• Goal: Pull out every line containing the string "Greece".

═════ Listed entries

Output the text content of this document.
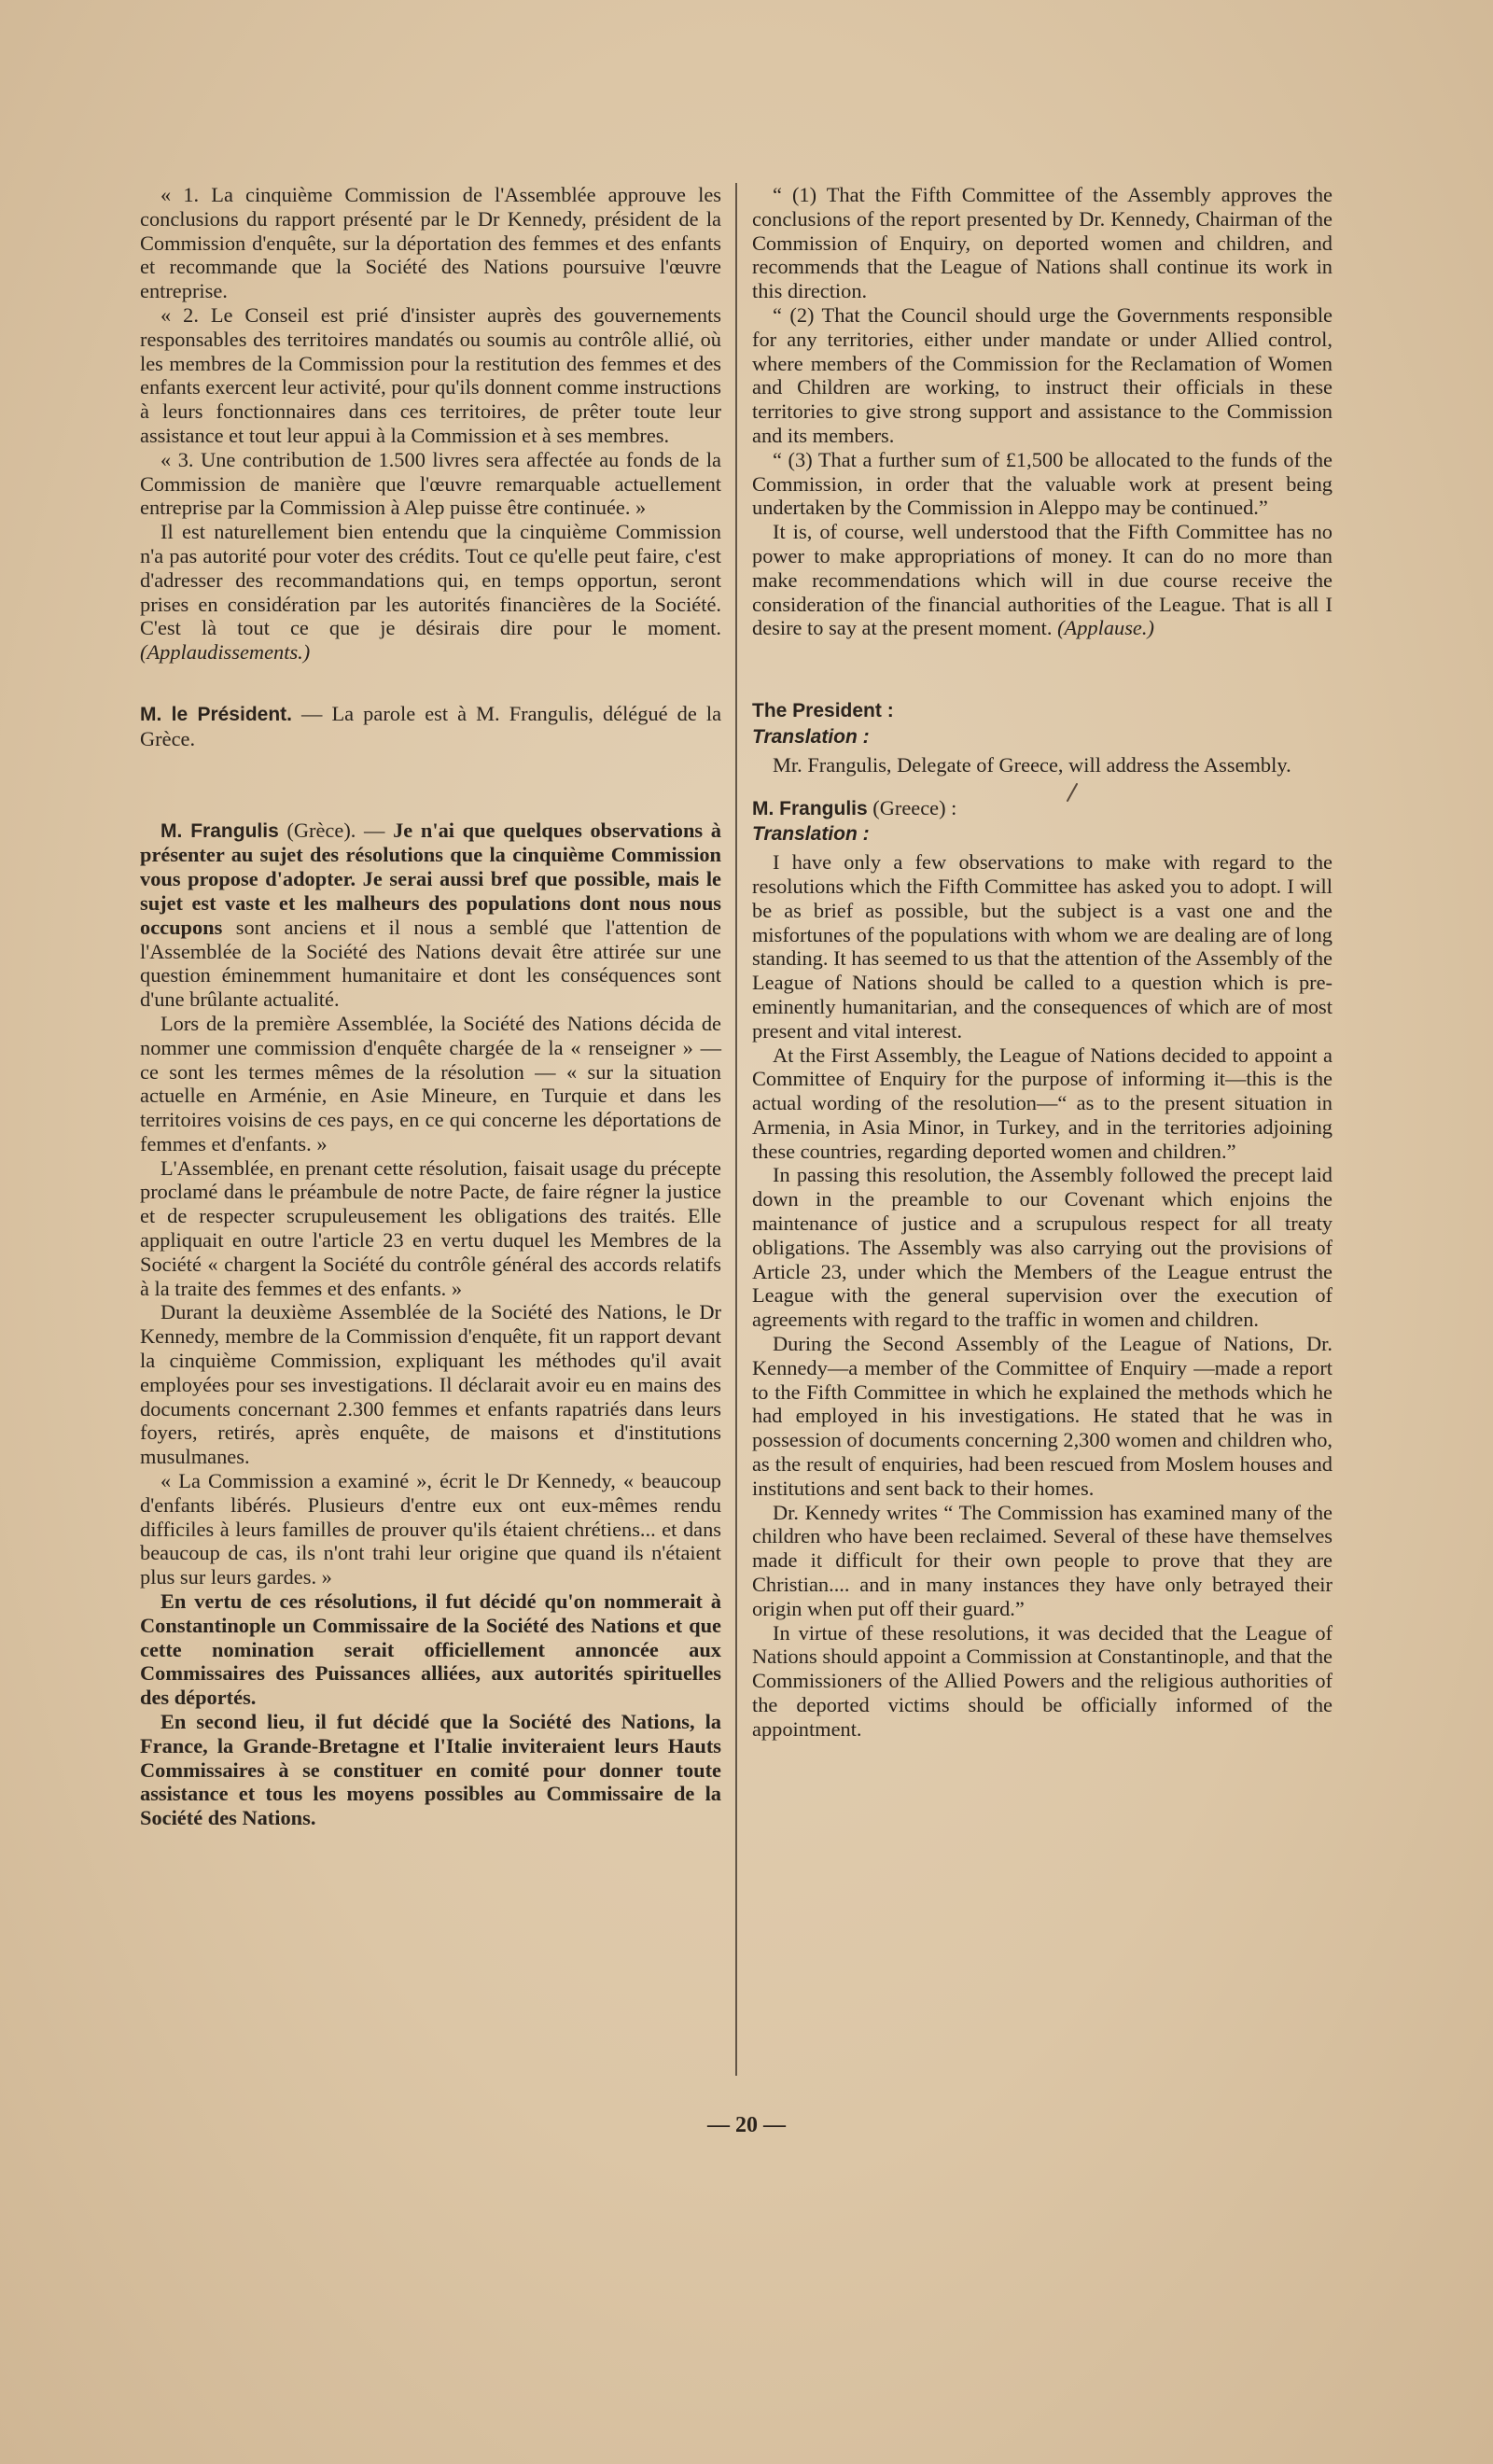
« 1. La cinquième Commission de l'Assemblée approuve les conclusions du rapport présenté par le Dr Kennedy, président de la Commission d'enquête, sur la déportation des femmes et des enfants et recommande que la Société des Nations poursuive l'œuvre entreprise.

« 2. Le Conseil est prié d'insister auprès des gouvernements responsables des territoires mandatés ou soumis au contrôle allié, où les membres de la Commission pour la restitution des femmes et des enfants exercent leur activité, pour qu'ils donnent comme instructions à leurs fonctionnaires dans ces territoires, de prêter toute leur assistance et tout leur appui à la Commission et à ses membres.

« 3. Une contribution de 1.500 livres sera affectée au fonds de la Commission de manière que l'œuvre remarquable actuellement entreprise par la Commission à Alep puisse être continuée. »

Il est naturellement bien entendu que la cinquième Commission n'a pas autorité pour voter des crédits. Tout ce qu'elle peut faire, c'est d'adresser des recommandations qui, en temps opportun, seront prises en considération par les autorités financières de la Société. C'est là tout ce que je désirais dire pour le moment. (Applaudissements.)

M. le Président. — La parole est à M. Frangulis, délégué de la Grèce.

M. Frangulis (Grèce). — Je n'ai que quelques observations à présenter au sujet des résolutions que la cinquième Commission vous propose d'adopter. Je serai aussi bref que possible, mais le sujet est vaste et les malheurs des populations dont nous nous occupons sont anciens et il nous a semblé que l'attention de l'Assemblée de la Société des Nations devait être attirée sur une question éminemment humanitaire et dont les conséquences sont d'une brûlante actualité.

Lors de la première Assemblée, la Société des Nations décida de nommer une commission d'enquête chargée de la « renseigner » — ce sont les termes mêmes de la résolution — « sur la situation actuelle en Arménie, en Asie Mineure, en Turquie et dans les territoires voisins de ces pays, en ce qui concerne les déportations de femmes et d'enfants. »

L'Assemblée, en prenant cette résolution, faisait usage du précepte proclamé dans le préambule de notre Pacte, de faire régner la justice et de respecter scrupuleusement les obligations des traités. Elle appliquait en outre l'article 23 en vertu duquel les Membres de la Société « chargent la Société du contrôle général des accords relatifs à la traite des femmes et des enfants. »

Durant la deuxième Assemblée de la Société des Nations, le Dr Kennedy, membre de la Commission d'enquête, fit un rapport devant la cinquième Commission, expliquant les méthodes qu'il avait employées pour ses investigations. Il déclarait avoir eu en mains des documents concernant 2.300 femmes et enfants rapatriés dans leurs foyers, retirés, après enquête, de maisons et d'institutions musulmanes.

« La Commission a examiné », écrit le Dr Kennedy, « beaucoup d'enfants libérés. Plusieurs d'entre eux ont eux-mêmes rendu difficiles à leurs familles de prouver qu'ils étaient chrétiens... et dans beaucoup de cas, ils n'ont trahi leur origine que quand ils n'étaient plus sur leurs gardes. »

En vertu de ces résolutions, il fut décidé qu'on nommerait à Constantinople un Commissaire de la Société des Nations et que cette nomination serait officiellement annoncée aux Commissaires des Puissances alliées, aux autorités spirituelles des déportés.

En second lieu, il fut décidé que la Société des Nations, la France, la Grande-Bretagne et l'Italie inviteraient leurs Hauts Commissaires à se constituer en comité pour donner toute assistance et tous les moyens possibles au Commissaire de la Société des Nations.

“ (1) That the Fifth Committee of the Assembly approves the conclusions of the report presented by Dr. Kennedy, Chairman of the Commission of Enquiry, on deported women and children, and recommends that the League of Nations shall continue its work in this direction.

“ (2) That the Council should urge the Governments responsible for any territories, either under mandate or under Allied control, where members of the Commission for the Reclamation of Women and Children are working, to instruct their officials in these territories to give strong support and assistance to the Commission and its members.

“ (3) That a further sum of £1,500 be allocated to the funds of the Commission, in order that the valuable work at present being undertaken by the Commission in Aleppo may be continued.”

It is, of course, well understood that the Fifth Committee has no power to make appropriations of money. It can do no more than make recommendations which will in due course receive the consideration of the financial authorities of the League. That is all I desire to say at the present moment. (Applause.)

The President :
Translation :

Mr. Frangulis, Delegate of Greece, will address the Assembly.

M. Frangulis (Greece) :
Translation :

I have only a few observations to make with regard to the resolutions which the Fifth Committee has asked you to adopt. I will be as brief as possible, but the subject is a vast one and the misfortunes of the populations with whom we are dealing are of long standing. It has seemed to us that the attention of the Assembly of the League of Nations should be called to a question which is pre-eminently humanitarian, and the consequences of which are of most present and vital interest.

At the First Assembly, the League of Nations decided to appoint a Committee of Enquiry for the purpose of informing it—this is the actual wording of the resolution—“ as to the present situation in Armenia, in Asia Minor, in Turkey, and in the territories adjoining these countries, regarding deported women and children.”

In passing this resolution, the Assembly followed the precept laid down in the preamble to our Covenant which enjoins the maintenance of justice and a scrupulous respect for all treaty obligations. The Assembly was also carrying out the provisions of Article 23, under which the Members of the League entrust the League with the general supervision over the execution of agreements with regard to the traffic in women and children.

During the Second Assembly of the League of Nations, Dr. Kennedy—a member of the Committee of Enquiry —made a report to the Fifth Committee in which he explained the methods which he had employed in his investigations. He stated that he was in possession of documents concerning 2,300 women and children who, as the result of enquiries, had been rescued from Moslem houses and institutions and sent back to their homes.

Dr. Kennedy writes “ The Commission has examined many of the children who have been reclaimed. Several of these have themselves made it difficult for their own people to prove that they are Christian.... and in many instances they have only betrayed their origin when put off their guard.”

In virtue of these resolutions, it was decided that the League of Nations should appoint a Commission at Constantinople, and that the Commissioners of the Allied Powers and the religious authorities of the deported victims should be officially informed of the appointment.

— 20 —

══════════

• Answer to this problem:
Mr. Frangulis, Delegate of Greece, will address the Assembly.
M. Frangulis (Greece) :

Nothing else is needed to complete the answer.